[Collected data entries]
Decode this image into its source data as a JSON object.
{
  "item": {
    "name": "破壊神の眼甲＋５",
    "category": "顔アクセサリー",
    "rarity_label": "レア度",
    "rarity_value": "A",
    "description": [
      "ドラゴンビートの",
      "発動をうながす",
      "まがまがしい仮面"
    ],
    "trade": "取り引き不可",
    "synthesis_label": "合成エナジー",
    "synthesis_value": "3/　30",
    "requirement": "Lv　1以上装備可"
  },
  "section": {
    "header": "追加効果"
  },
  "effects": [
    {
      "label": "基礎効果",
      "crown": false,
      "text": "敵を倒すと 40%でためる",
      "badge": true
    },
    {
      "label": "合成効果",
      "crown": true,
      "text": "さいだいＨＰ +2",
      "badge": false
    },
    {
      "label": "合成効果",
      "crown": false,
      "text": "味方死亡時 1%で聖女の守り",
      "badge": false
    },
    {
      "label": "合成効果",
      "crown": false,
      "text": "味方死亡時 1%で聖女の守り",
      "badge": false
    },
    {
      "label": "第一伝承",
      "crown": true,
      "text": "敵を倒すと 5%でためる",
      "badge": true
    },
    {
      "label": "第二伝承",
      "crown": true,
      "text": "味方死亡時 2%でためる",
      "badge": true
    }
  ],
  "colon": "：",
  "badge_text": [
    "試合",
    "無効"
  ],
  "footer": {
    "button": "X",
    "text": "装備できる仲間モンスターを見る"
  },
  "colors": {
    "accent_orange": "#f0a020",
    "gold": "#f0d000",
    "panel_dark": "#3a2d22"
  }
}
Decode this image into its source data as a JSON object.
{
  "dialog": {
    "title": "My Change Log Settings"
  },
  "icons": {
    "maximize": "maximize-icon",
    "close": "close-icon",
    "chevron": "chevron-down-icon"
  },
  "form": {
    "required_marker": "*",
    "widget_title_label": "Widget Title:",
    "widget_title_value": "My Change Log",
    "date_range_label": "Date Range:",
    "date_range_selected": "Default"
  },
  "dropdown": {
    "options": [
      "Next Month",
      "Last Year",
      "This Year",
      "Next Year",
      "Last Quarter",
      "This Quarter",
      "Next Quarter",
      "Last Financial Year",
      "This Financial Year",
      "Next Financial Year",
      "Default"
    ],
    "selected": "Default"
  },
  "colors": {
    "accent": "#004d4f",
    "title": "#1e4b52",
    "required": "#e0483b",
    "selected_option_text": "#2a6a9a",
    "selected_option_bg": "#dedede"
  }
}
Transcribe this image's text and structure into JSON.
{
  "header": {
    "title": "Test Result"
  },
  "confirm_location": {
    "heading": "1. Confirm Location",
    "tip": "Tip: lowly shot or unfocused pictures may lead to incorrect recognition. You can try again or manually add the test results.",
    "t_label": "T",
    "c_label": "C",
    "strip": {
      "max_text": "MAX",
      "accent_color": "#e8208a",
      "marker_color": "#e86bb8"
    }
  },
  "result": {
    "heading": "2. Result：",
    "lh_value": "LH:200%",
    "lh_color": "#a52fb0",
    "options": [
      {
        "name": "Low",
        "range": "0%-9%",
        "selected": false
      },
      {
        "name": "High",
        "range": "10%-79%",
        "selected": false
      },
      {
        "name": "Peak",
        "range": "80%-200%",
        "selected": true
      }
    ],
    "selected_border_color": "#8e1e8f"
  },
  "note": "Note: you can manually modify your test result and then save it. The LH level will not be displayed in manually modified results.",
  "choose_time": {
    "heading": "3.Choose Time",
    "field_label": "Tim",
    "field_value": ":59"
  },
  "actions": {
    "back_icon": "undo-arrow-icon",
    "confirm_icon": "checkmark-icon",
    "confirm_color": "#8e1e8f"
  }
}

- _EXERCISE OBJECTIVE_: Go over the data above and copy every line that has the word "Financial" in it.

- _THE RESPONSE_:
      "Last Financial Year",
      "This Financial Year",
      "Next Financial Year",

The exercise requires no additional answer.